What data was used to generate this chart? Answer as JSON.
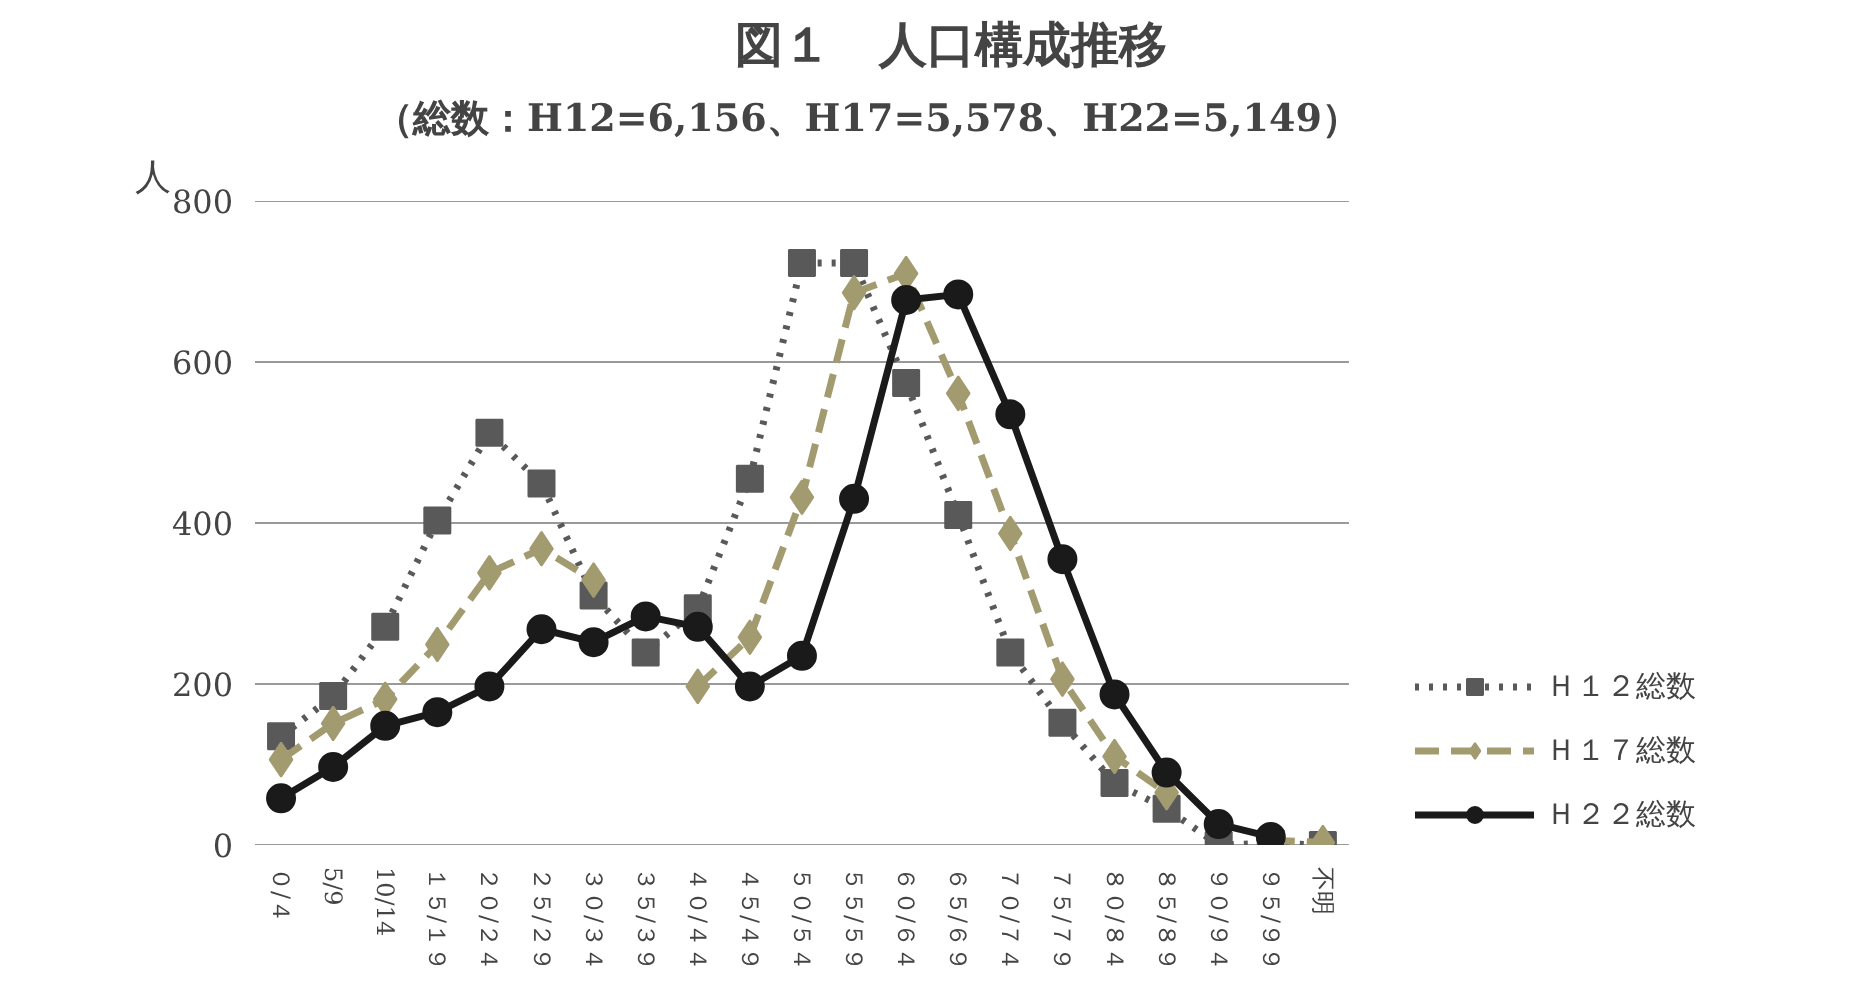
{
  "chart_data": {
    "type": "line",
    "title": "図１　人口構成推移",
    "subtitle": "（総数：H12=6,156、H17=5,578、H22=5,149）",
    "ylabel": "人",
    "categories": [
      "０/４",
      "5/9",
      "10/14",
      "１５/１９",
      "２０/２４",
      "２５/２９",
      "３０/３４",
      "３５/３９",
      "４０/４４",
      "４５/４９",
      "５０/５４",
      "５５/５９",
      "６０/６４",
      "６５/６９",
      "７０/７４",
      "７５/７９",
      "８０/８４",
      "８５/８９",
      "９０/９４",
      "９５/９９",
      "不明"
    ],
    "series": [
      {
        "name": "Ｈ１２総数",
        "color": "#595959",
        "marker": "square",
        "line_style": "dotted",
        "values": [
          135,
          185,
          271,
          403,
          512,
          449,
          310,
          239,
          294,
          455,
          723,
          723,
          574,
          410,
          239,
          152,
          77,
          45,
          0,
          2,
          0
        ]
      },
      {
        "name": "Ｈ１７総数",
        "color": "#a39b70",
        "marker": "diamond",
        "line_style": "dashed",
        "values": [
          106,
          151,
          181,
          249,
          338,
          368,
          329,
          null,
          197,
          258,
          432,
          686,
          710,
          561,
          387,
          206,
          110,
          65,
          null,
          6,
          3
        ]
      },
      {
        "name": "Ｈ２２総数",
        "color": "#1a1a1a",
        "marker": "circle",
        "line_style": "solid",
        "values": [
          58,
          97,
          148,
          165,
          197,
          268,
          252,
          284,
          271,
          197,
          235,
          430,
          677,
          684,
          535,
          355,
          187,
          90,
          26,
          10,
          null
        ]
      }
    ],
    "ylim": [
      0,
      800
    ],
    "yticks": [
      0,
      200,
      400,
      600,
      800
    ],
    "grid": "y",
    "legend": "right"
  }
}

● ● ● ● ● ● ●

Return the listing above unchanged, apart from dropping its pictures.

What data was used to generate this chart? Answer as JSON.
{
  "chart_data": {
    "type": "line",
    "title": "図１　人口構成推移",
    "subtitle": "（総数：H12=6,156、H17=5,578、H22=5,149）",
    "ylabel": "人",
    "categories": [
      "０/４",
      "5/9",
      "10/14",
      "１５/１９",
      "２０/２４",
      "２５/２９",
      "３０/３４",
      "３５/３９",
      "４０/４４",
      "４５/４９",
      "５０/５４",
      "５５/５９",
      "６０/６４",
      "６５/６９",
      "７０/７４",
      "７５/７９",
      "８０/８４",
      "８５/８９",
      "９０/９４",
      "９５/９９",
      "不明"
    ],
    "series": [
      {
        "name": "Ｈ１２総数",
        "color": "#595959",
        "marker": "square",
        "line_style": "dotted",
        "values": [
          135,
          185,
          271,
          403,
          512,
          449,
          310,
          239,
          294,
          455,
          723,
          723,
          574,
          410,
          239,
          152,
          77,
          45,
          0,
          2,
          0
        ]
      },
      {
        "name": "Ｈ１７総数",
        "color": "#a39b70",
        "marker": "diamond",
        "line_style": "dashed",
        "values": [
          106,
          151,
          181,
          249,
          338,
          368,
          329,
          null,
          197,
          258,
          432,
          686,
          710,
          561,
          387,
          206,
          110,
          65,
          null,
          6,
          3
        ]
      },
      {
        "name": "Ｈ２２総数",
        "color": "#1a1a1a",
        "marker": "circle",
        "line_style": "solid",
        "values": [
          58,
          97,
          148,
          165,
          197,
          268,
          252,
          284,
          271,
          197,
          235,
          430,
          677,
          684,
          535,
          355,
          187,
          90,
          26,
          10,
          null
        ]
      }
    ],
    "ylim": [
      0,
      800
    ],
    "yticks": [
      0,
      200,
      400,
      600,
      800
    ],
    "grid": "y",
    "legend": "right"
  }
}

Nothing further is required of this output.